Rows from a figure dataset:
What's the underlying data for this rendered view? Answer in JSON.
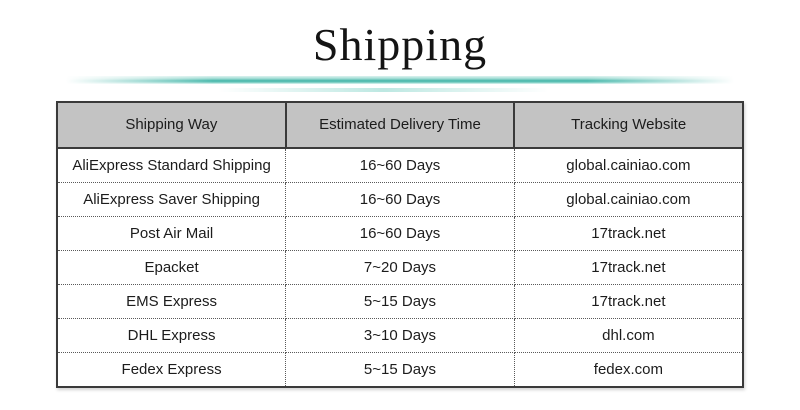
{
  "title": "Shipping",
  "accent_color": "#41b5a8",
  "header_bg_color": "#c3c3c3",
  "table": {
    "headers": [
      "Shipping Way",
      "Estimated Delivery Time",
      "Tracking Website"
    ],
    "rows": [
      [
        "AliExpress Standard Shipping",
        "16~60 Days",
        "global.cainiao.com"
      ],
      [
        "AliExpress Saver Shipping",
        "16~60 Days",
        "global.cainiao.com"
      ],
      [
        "Post Air Mail",
        "16~60 Days",
        "17track.net"
      ],
      [
        "Epacket",
        "7~20 Days",
        "17track.net"
      ],
      [
        "EMS Express",
        "5~15 Days",
        "17track.net"
      ],
      [
        "DHL Express",
        "3~10 Days",
        "dhl.com"
      ],
      [
        "Fedex Express",
        "5~15 Days",
        "fedex.com"
      ]
    ]
  }
}
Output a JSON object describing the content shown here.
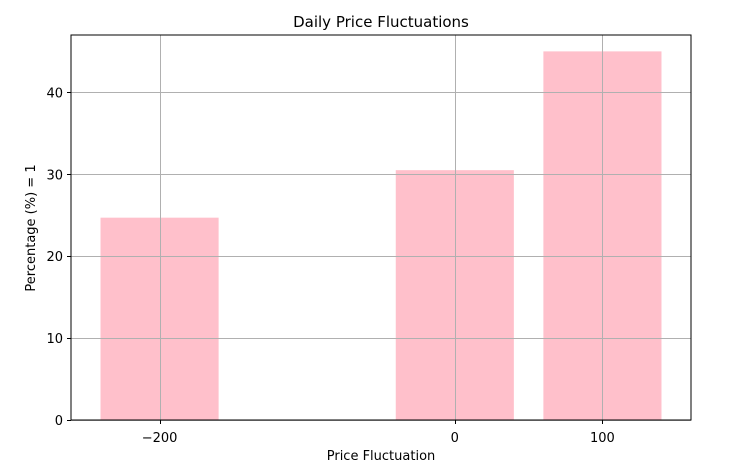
{
  "chart_data": {
    "type": "bar",
    "title": "Daily Price Fluctuations",
    "xlabel": "Price Fluctuation",
    "ylabel": "Percentage (%) = 1",
    "x": [
      -200,
      0,
      100
    ],
    "values": [
      24.7,
      30.5,
      45.0
    ],
    "bar_width": 80,
    "xlim": [
      -260,
      160
    ],
    "ylim": [
      0,
      47
    ],
    "x_ticks": [
      -200,
      0,
      100
    ],
    "x_tick_labels": [
      "−200",
      "0",
      "100"
    ],
    "y_ticks": [
      0,
      10,
      20,
      30,
      40
    ],
    "y_tick_labels": [
      "0",
      "10",
      "20",
      "30",
      "40"
    ],
    "grid": true,
    "bar_color": "#ffc0cb"
  }
}
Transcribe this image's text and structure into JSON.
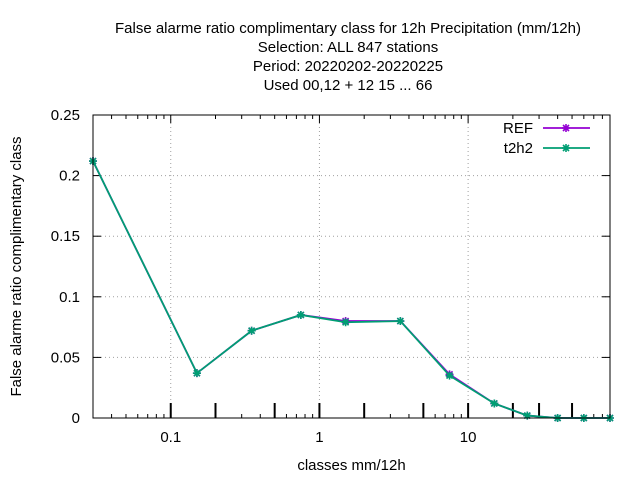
{
  "chart_data": {
    "type": "line",
    "title_lines": [
      "False alarme ratio complimentary class  for 12h Precipitation (mm/12h)",
      "Selection: ALL    847 stations",
      "Period: 20220202-20220225",
      "Used  00,12  + 12 15 ... 66"
    ],
    "xlabel": "classes mm/12h",
    "ylabel": "False alarme ratio complimentary class",
    "x_scale": "log",
    "xlim": [
      0.03,
      90
    ],
    "ylim": [
      0,
      0.25
    ],
    "grid": true,
    "legend_position": "top-right",
    "x_ticks": [
      {
        "value": 0.1,
        "label": "0.1"
      },
      {
        "value": 1,
        "label": "1"
      },
      {
        "value": 10,
        "label": "10"
      }
    ],
    "y_ticks": [
      {
        "value": 0,
        "label": "0"
      },
      {
        "value": 0.05,
        "label": "0.05"
      },
      {
        "value": 0.1,
        "label": "0.1"
      },
      {
        "value": 0.15,
        "label": "0.15"
      },
      {
        "value": 0.2,
        "label": "0.2"
      },
      {
        "value": 0.25,
        "label": "0.25"
      }
    ],
    "class_marks": [
      0.1,
      0.2,
      0.5,
      1,
      2,
      5,
      10,
      20,
      30,
      50
    ],
    "series": [
      {
        "name": "REF",
        "color": "#9400d3",
        "x": [
          0.03,
          0.15,
          0.35,
          0.75,
          1.5,
          3.5,
          7.5,
          15,
          25,
          40,
          60,
          90
        ],
        "y": [
          0.212,
          0.037,
          0.072,
          0.085,
          0.08,
          0.08,
          0.036,
          0.012,
          0.002,
          0.0,
          0.0,
          0.0
        ]
      },
      {
        "name": "t2h2",
        "color": "#009e73",
        "x": [
          0.03,
          0.15,
          0.35,
          0.75,
          1.5,
          3.5,
          7.5,
          15,
          25,
          40,
          60,
          90
        ],
        "y": [
          0.212,
          0.037,
          0.072,
          0.085,
          0.079,
          0.08,
          0.035,
          0.012,
          0.002,
          0.0,
          0.0,
          0.0
        ]
      }
    ]
  }
}
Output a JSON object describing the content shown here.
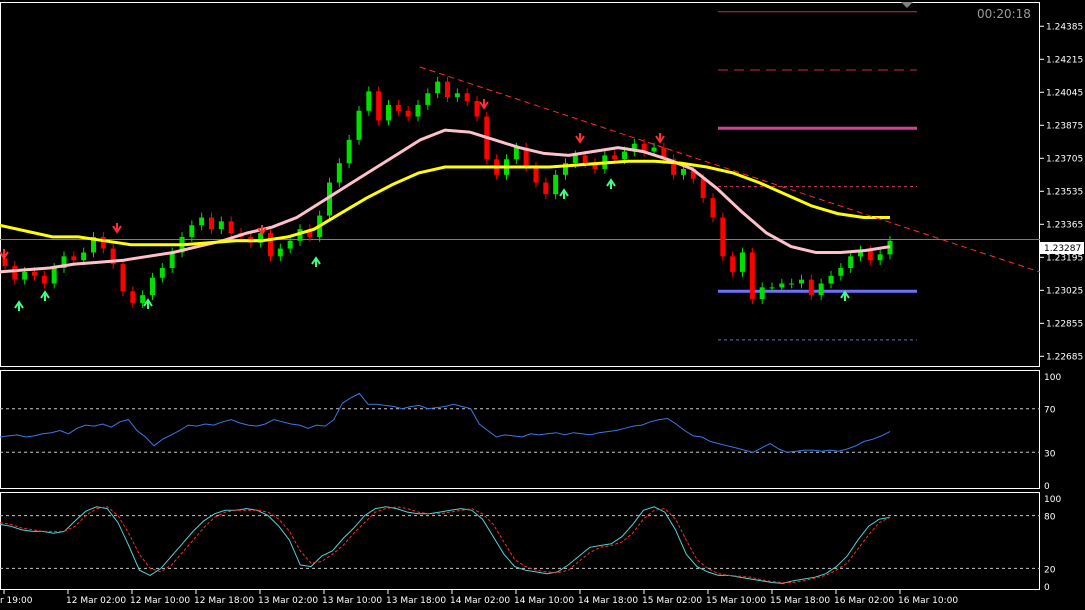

Exercise
Copy every record character for character. Skip the pictures.

Answer in full
What's the underlying data for this rendered view? Answer in JSON.
{
  "title": "Shipping",
  "accent_color": "#41b5a8",
  "header_bg_color": "#c3c3c3",
  "table": {
    "headers": [
      "Shipping Way",
      "Estimated Delivery Time",
      "Tracking Website"
    ],
    "rows": [
      [
        "AliExpress Standard Shipping",
        "16~60 Days",
        "global.cainiao.com"
      ],
      [
        "AliExpress Saver Shipping",
        "16~60 Days",
        "global.cainiao.com"
      ],
      [
        "Post Air Mail",
        "16~60 Days",
        "17track.net"
      ],
      [
        "Epacket",
        "7~20 Days",
        "17track.net"
      ],
      [
        "EMS Express",
        "5~15 Days",
        "17track.net"
      ],
      [
        "DHL Express",
        "3~10 Days",
        "dhl.com"
      ],
      [
        "Fedex Express",
        "5~15 Days",
        "fedex.com"
      ]
    ]
  }
}
Output a JSON object describing the content shown here.
{
  "chart_data": {
    "type": "bar",
    "title": "Daily Price Fluctuations",
    "xlabel": "Price Fluctuation",
    "ylabel": "Percentage (%) = 1",
    "x": [
      -200,
      0,
      100
    ],
    "values": [
      24.7,
      30.5,
      45.0
    ],
    "bar_width": 80,
    "xlim": [
      -260,
      160
    ],
    "ylim": [
      0,
      47
    ],
    "x_ticks": [
      -200,
      0,
      100
    ],
    "x_tick_labels": [
      "−200",
      "0",
      "100"
    ],
    "y_ticks": [
      0,
      10,
      20,
      30,
      40
    ],
    "y_tick_labels": [
      "0",
      "10",
      "20",
      "30",
      "40"
    ],
    "grid": true,
    "bar_color": "#ffc0cb"
  }
}
Transcribe this image's text and structure into JSON.
{
  "chart_data": {
    "type": "line",
    "title_lines": [
      "False alarme ratio complimentary class  for 12h Precipitation (mm/12h)",
      "Selection: ALL    847 stations",
      "Period: 20220202-20220225",
      "Used  00,12  + 12 15 ... 66"
    ],
    "xlabel": "classes mm/12h",
    "ylabel": "False alarme ratio complimentary class",
    "x_scale": "log",
    "xlim": [
      0.03,
      90
    ],
    "ylim": [
      0,
      0.25
    ],
    "grid": true,
    "legend_position": "top-right",
    "x_ticks": [
      {
        "value": 0.1,
        "label": "0.1"
      },
      {
        "value": 1,
        "label": "1"
      },
      {
        "value": 10,
        "label": "10"
      }
    ],
    "y_ticks": [
      {
        "value": 0,
        "label": "0"
      },
      {
        "value": 0.05,
        "label": "0.05"
      },
      {
        "value": 0.1,
        "label": "0.1"
      },
      {
        "value": 0.15,
        "label": "0.15"
      },
      {
        "value": 0.2,
        "label": "0.2"
      },
      {
        "value": 0.25,
        "label": "0.25"
      }
    ],
    "class_marks": [
      0.1,
      0.2,
      0.5,
      1,
      2,
      5,
      10,
      20,
      30,
      50
    ],
    "series": [
      {
        "name": "REF",
        "color": "#9400d3",
        "x": [
          0.03,
          0.15,
          0.35,
          0.75,
          1.5,
          3.5,
          7.5,
          15,
          25,
          40,
          60,
          90
        ],
        "y": [
          0.212,
          0.037,
          0.072,
          0.085,
          0.08,
          0.08,
          0.036,
          0.012,
          0.002,
          0.0,
          0.0,
          0.0
        ]
      },
      {
        "name": "t2h2",
        "color": "#009e73",
        "x": [
          0.03,
          0.15,
          0.35,
          0.75,
          1.5,
          3.5,
          7.5,
          15,
          25,
          40,
          60,
          90
        ],
        "y": [
          0.212,
          0.037,
          0.072,
          0.085,
          0.079,
          0.08,
          0.035,
          0.012,
          0.002,
          0.0,
          0.0,
          0.0
        ]
      }
    ]
  }
}
Output a JSON object describing the content shown here.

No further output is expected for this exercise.